-- start of INPUT DATA --

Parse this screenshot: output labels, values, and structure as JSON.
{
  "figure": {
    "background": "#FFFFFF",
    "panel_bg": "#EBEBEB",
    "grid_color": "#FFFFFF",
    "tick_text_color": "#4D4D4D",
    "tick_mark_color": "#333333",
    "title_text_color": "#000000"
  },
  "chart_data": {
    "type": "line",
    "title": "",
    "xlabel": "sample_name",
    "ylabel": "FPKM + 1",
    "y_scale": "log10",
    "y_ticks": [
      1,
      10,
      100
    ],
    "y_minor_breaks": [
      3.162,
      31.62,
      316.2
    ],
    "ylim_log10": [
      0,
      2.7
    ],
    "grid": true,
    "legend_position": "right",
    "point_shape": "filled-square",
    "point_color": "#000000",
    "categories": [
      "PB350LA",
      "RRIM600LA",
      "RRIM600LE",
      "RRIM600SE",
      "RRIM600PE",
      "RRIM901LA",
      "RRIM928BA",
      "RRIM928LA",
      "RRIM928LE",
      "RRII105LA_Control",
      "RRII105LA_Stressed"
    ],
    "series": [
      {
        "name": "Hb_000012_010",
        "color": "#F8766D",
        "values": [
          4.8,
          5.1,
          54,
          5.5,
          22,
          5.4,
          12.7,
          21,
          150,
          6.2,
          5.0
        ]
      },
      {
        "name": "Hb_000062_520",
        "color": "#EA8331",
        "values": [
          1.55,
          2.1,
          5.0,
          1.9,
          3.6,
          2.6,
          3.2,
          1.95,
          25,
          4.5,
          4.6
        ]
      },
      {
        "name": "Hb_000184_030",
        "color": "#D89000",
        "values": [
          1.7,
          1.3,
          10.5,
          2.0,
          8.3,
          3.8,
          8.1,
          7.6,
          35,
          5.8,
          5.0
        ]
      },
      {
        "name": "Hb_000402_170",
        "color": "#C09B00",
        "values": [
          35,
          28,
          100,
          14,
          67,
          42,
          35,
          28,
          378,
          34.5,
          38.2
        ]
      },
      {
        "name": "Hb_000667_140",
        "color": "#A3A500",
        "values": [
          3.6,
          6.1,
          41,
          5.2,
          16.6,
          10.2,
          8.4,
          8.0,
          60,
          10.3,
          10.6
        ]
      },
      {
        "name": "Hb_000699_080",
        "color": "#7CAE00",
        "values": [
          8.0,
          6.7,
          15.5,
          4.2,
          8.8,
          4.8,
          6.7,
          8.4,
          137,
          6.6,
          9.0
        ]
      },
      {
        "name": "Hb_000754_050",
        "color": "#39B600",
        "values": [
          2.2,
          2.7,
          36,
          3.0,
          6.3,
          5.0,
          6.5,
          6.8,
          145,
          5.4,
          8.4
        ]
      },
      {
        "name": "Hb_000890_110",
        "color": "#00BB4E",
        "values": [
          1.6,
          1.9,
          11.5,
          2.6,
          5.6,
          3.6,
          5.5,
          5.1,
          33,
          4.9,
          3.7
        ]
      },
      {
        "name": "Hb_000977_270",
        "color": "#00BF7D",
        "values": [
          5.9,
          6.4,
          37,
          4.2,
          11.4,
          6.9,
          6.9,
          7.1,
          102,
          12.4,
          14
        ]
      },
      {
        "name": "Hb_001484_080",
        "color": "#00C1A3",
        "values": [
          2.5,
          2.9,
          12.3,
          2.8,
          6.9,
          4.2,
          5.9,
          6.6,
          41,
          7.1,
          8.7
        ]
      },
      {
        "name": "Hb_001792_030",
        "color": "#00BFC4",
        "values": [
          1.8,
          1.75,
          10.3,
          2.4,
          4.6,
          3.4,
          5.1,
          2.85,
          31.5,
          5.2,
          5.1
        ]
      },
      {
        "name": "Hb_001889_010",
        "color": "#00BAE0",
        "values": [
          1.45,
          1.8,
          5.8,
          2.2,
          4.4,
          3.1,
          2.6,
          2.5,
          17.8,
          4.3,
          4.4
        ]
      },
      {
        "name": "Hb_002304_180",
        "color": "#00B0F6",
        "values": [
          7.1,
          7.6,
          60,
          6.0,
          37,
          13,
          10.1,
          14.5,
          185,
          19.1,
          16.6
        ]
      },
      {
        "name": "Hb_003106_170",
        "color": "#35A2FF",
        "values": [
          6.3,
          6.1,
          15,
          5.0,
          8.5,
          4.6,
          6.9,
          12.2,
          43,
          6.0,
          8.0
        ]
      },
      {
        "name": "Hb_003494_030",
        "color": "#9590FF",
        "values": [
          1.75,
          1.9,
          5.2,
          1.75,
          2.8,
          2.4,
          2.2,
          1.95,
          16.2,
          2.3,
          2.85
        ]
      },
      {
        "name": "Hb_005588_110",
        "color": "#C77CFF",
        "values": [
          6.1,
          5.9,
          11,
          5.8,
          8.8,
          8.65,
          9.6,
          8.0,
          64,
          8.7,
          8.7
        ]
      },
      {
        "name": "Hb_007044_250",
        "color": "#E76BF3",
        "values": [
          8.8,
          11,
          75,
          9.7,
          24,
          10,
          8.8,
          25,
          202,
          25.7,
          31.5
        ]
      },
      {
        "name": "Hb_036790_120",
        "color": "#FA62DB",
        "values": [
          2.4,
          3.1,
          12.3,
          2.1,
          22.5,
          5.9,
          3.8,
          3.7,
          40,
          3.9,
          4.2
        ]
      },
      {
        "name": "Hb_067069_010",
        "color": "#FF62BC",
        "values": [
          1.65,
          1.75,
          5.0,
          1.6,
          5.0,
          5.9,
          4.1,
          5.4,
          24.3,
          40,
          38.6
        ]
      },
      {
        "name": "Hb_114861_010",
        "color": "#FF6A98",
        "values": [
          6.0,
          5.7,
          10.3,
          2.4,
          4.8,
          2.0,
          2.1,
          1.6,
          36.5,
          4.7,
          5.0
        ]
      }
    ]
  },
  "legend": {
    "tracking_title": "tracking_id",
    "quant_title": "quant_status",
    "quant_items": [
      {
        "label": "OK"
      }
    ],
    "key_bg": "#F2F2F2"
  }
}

-- end of INPUT DATA --

SHORT EXERCISE
Each line of the material should be duplicated exactly, please.

OUTPUT FOR THIS TASK
Parse this screenshot: output labels, values, and structure as JSON.
{
  "figure": {
    "background": "#FFFFFF",
    "panel_bg": "#EBEBEB",
    "grid_color": "#FFFFFF",
    "tick_text_color": "#4D4D4D",
    "tick_mark_color": "#333333",
    "title_text_color": "#000000"
  },
  "chart_data": {
    "type": "line",
    "title": "",
    "xlabel": "sample_name",
    "ylabel": "FPKM + 1",
    "y_scale": "log10",
    "y_ticks": [
      1,
      10,
      100
    ],
    "y_minor_breaks": [
      3.162,
      31.62,
      316.2
    ],
    "ylim_log10": [
      0,
      2.7
    ],
    "grid": true,
    "legend_position": "right",
    "point_shape": "filled-square",
    "point_color": "#000000",
    "categories": [
      "PB350LA",
      "RRIM600LA",
      "RRIM600LE",
      "RRIM600SE",
      "RRIM600PE",
      "RRIM901LA",
      "RRIM928BA",
      "RRIM928LA",
      "RRIM928LE",
      "RRII105LA_Control",
      "RRII105LA_Stressed"
    ],
    "series": [
      {
        "name": "Hb_000012_010",
        "color": "#F8766D",
        "values": [
          4.8,
          5.1,
          54,
          5.5,
          22,
          5.4,
          12.7,
          21,
          150,
          6.2,
          5.0
        ]
      },
      {
        "name": "Hb_000062_520",
        "color": "#EA8331",
        "values": [
          1.55,
          2.1,
          5.0,
          1.9,
          3.6,
          2.6,
          3.2,
          1.95,
          25,
          4.5,
          4.6
        ]
      },
      {
        "name": "Hb_000184_030",
        "color": "#D89000",
        "values": [
          1.7,
          1.3,
          10.5,
          2.0,
          8.3,
          3.8,
          8.1,
          7.6,
          35,
          5.8,
          5.0
        ]
      },
      {
        "name": "Hb_000402_170",
        "color": "#C09B00",
        "values": [
          35,
          28,
          100,
          14,
          67,
          42,
          35,
          28,
          378,
          34.5,
          38.2
        ]
      },
      {
        "name": "Hb_000667_140",
        "color": "#A3A500",
        "values": [
          3.6,
          6.1,
          41,
          5.2,
          16.6,
          10.2,
          8.4,
          8.0,
          60,
          10.3,
          10.6
        ]
      },
      {
        "name": "Hb_000699_080",
        "color": "#7CAE00",
        "values": [
          8.0,
          6.7,
          15.5,
          4.2,
          8.8,
          4.8,
          6.7,
          8.4,
          137,
          6.6,
          9.0
        ]
      },
      {
        "name": "Hb_000754_050",
        "color": "#39B600",
        "values": [
          2.2,
          2.7,
          36,
          3.0,
          6.3,
          5.0,
          6.5,
          6.8,
          145,
          5.4,
          8.4
        ]
      },
      {
        "name": "Hb_000890_110",
        "color": "#00BB4E",
        "values": [
          1.6,
          1.9,
          11.5,
          2.6,
          5.6,
          3.6,
          5.5,
          5.1,
          33,
          4.9,
          3.7
        ]
      },
      {
        "name": "Hb_000977_270",
        "color": "#00BF7D",
        "values": [
          5.9,
          6.4,
          37,
          4.2,
          11.4,
          6.9,
          6.9,
          7.1,
          102,
          12.4,
          14
        ]
      },
      {
        "name": "Hb_001484_080",
        "color": "#00C1A3",
        "values": [
          2.5,
          2.9,
          12.3,
          2.8,
          6.9,
          4.2,
          5.9,
          6.6,
          41,
          7.1,
          8.7
        ]
      },
      {
        "name": "Hb_001792_030",
        "color": "#00BFC4",
        "values": [
          1.8,
          1.75,
          10.3,
          2.4,
          4.6,
          3.4,
          5.1,
          2.85,
          31.5,
          5.2,
          5.1
        ]
      },
      {
        "name": "Hb_001889_010",
        "color": "#00BAE0",
        "values": [
          1.45,
          1.8,
          5.8,
          2.2,
          4.4,
          3.1,
          2.6,
          2.5,
          17.8,
          4.3,
          4.4
        ]
      },
      {
        "name": "Hb_002304_180",
        "color": "#00B0F6",
        "values": [
          7.1,
          7.6,
          60,
          6.0,
          37,
          13,
          10.1,
          14.5,
          185,
          19.1,
          16.6
        ]
      },
      {
        "name": "Hb_003106_170",
        "color": "#35A2FF",
        "values": [
          6.3,
          6.1,
          15,
          5.0,
          8.5,
          4.6,
          6.9,
          12.2,
          43,
          6.0,
          8.0
        ]
      },
      {
        "name": "Hb_003494_030",
        "color": "#9590FF",
        "values": [
          1.75,
          1.9,
          5.2,
          1.75,
          2.8,
          2.4,
          2.2,
          1.95,
          16.2,
          2.3,
          2.85
        ]
      },
      {
        "name": "Hb_005588_110",
        "color": "#C77CFF",
        "values": [
          6.1,
          5.9,
          11,
          5.8,
          8.8,
          8.65,
          9.6,
          8.0,
          64,
          8.7,
          8.7
        ]
      },
      {
        "name": "Hb_007044_250",
        "color": "#E76BF3",
        "values": [
          8.8,
          11,
          75,
          9.7,
          24,
          10,
          8.8,
          25,
          202,
          25.7,
          31.5
        ]
      },
      {
        "name": "Hb_036790_120",
        "color": "#FA62DB",
        "values": [
          2.4,
          3.1,
          12.3,
          2.1,
          22.5,
          5.9,
          3.8,
          3.7,
          40,
          3.9,
          4.2
        ]
      },
      {
        "name": "Hb_067069_010",
        "color": "#FF62BC",
        "values": [
          1.65,
          1.75,
          5.0,
          1.6,
          5.0,
          5.9,
          4.1,
          5.4,
          24.3,
          40,
          38.6
        ]
      },
      {
        "name": "Hb_114861_010",
        "color": "#FF6A98",
        "values": [
          6.0,
          5.7,
          10.3,
          2.4,
          4.8,
          2.0,
          2.1,
          1.6,
          36.5,
          4.7,
          5.0
        ]
      }
    ]
  },
  "legend": {
    "tracking_title": "tracking_id",
    "quant_title": "quant_status",
    "quant_items": [
      {
        "label": "OK"
      }
    ],
    "key_bg": "#F2F2F2"
  }
}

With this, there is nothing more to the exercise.